Stored dataset items
+++
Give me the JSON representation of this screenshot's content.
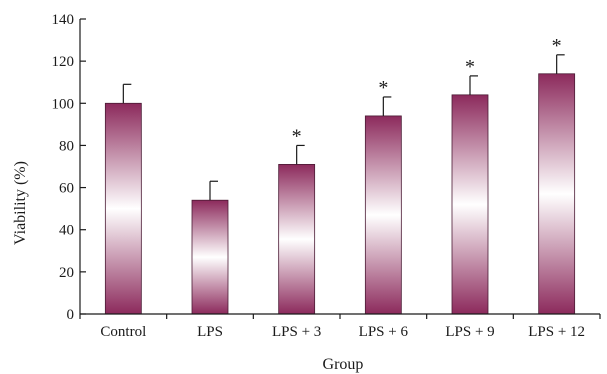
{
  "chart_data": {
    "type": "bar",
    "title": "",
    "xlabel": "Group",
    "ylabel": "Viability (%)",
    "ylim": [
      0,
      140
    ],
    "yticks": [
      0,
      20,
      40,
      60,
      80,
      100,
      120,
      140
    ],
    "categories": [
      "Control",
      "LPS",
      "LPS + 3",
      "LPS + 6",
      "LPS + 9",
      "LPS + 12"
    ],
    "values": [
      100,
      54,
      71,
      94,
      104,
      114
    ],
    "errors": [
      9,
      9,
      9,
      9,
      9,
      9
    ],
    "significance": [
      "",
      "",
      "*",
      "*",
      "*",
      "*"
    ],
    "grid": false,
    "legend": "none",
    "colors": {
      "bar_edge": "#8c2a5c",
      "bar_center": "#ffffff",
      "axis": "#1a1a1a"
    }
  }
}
+++
Without including any pictures, print all of the material exactly as given.

Answer to this problem —
Give me the JSON representation of this screenshot's content.
{
  "chart_data": {
    "type": "bar",
    "title": "",
    "xlabel": "Group",
    "ylabel": "Viability (%)",
    "ylim": [
      0,
      140
    ],
    "yticks": [
      0,
      20,
      40,
      60,
      80,
      100,
      120,
      140
    ],
    "categories": [
      "Control",
      "LPS",
      "LPS + 3",
      "LPS + 6",
      "LPS + 9",
      "LPS + 12"
    ],
    "values": [
      100,
      54,
      71,
      94,
      104,
      114
    ],
    "errors": [
      9,
      9,
      9,
      9,
      9,
      9
    ],
    "significance": [
      "",
      "",
      "*",
      "*",
      "*",
      "*"
    ],
    "grid": false,
    "legend": "none",
    "colors": {
      "bar_edge": "#8c2a5c",
      "bar_center": "#ffffff",
      "axis": "#1a1a1a"
    }
  }
}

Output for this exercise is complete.